__EXERCISE GOAL__. Select all lines holding the word "miếng" from the entries that follow.

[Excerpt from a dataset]
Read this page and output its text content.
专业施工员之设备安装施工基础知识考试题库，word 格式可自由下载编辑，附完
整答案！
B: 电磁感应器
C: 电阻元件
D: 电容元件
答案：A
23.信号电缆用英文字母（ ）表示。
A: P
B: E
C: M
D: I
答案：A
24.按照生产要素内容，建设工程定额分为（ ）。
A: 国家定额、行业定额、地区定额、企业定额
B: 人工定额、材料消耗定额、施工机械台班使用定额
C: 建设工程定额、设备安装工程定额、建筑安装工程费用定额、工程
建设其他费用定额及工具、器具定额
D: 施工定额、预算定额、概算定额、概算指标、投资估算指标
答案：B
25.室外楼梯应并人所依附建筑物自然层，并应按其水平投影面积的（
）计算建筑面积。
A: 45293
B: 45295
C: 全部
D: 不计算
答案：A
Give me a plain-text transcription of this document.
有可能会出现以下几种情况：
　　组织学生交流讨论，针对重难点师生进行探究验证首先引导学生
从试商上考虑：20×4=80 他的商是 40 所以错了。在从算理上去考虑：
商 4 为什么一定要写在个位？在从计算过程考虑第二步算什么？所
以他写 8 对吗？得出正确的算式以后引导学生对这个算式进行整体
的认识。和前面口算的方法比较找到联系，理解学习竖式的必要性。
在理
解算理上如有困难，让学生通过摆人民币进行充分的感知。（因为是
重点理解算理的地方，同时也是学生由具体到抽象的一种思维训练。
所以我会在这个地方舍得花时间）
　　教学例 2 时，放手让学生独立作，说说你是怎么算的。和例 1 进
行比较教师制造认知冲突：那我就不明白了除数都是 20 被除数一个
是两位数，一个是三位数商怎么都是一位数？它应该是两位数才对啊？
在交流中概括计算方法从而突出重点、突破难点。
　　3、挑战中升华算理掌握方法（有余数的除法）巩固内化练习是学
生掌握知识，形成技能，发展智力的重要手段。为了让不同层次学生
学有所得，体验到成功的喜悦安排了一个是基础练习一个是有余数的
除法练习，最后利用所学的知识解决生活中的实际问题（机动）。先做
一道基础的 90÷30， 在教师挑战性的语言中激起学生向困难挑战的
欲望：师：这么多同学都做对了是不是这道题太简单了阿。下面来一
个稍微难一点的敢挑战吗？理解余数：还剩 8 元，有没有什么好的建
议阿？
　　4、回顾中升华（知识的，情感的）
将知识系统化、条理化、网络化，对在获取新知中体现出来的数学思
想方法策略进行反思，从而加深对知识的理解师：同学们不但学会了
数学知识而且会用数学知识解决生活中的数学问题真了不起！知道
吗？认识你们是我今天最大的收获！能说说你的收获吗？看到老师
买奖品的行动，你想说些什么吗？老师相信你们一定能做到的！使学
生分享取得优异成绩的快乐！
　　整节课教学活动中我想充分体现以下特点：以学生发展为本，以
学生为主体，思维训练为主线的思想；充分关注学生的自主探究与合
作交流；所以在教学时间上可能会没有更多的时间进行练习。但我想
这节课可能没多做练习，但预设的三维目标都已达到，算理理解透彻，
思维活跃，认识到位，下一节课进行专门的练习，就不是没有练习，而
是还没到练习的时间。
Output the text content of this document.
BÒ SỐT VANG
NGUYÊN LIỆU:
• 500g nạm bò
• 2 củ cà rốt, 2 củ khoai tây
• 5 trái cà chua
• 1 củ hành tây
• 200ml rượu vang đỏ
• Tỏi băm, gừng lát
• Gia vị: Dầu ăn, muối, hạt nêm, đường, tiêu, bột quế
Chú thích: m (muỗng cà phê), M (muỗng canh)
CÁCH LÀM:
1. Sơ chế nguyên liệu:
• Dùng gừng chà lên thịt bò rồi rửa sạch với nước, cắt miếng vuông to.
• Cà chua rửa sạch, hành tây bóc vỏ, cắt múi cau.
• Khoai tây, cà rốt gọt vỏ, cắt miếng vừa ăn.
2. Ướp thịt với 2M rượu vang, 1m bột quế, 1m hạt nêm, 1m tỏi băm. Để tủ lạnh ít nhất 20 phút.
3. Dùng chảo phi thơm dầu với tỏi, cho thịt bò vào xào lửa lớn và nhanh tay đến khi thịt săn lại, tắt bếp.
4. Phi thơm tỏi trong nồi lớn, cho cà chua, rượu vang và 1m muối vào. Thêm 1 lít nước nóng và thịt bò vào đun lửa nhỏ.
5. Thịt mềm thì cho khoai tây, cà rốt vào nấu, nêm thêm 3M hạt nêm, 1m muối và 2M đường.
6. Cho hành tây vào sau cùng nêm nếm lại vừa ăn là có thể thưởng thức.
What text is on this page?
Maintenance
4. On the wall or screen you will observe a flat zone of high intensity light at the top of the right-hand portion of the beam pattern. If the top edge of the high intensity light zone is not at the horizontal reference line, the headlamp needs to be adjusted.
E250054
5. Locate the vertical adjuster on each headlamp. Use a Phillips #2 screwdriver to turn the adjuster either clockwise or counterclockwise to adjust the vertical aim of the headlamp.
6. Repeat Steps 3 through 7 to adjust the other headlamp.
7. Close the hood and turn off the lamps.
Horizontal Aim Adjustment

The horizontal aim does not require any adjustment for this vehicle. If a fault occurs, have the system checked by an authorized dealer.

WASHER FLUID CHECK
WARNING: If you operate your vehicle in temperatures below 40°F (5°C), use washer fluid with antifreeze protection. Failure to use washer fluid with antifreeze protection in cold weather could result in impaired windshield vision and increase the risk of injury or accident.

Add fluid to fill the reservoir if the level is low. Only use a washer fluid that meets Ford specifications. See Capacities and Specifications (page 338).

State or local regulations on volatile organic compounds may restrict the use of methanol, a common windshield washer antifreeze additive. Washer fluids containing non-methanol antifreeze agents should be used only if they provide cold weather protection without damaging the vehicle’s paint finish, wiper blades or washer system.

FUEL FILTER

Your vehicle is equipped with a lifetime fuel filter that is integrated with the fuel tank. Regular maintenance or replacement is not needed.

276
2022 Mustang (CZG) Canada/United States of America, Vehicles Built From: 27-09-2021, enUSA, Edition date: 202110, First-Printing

__RESPONSE TO THIS EXERCISE__.
• Dùng gừng chà lên thịt bò rồi rửa sạch với nước, cắt miếng vuông to.
• Khoai tây, cà rốt gọt vỏ, cắt miếng vừa ăn.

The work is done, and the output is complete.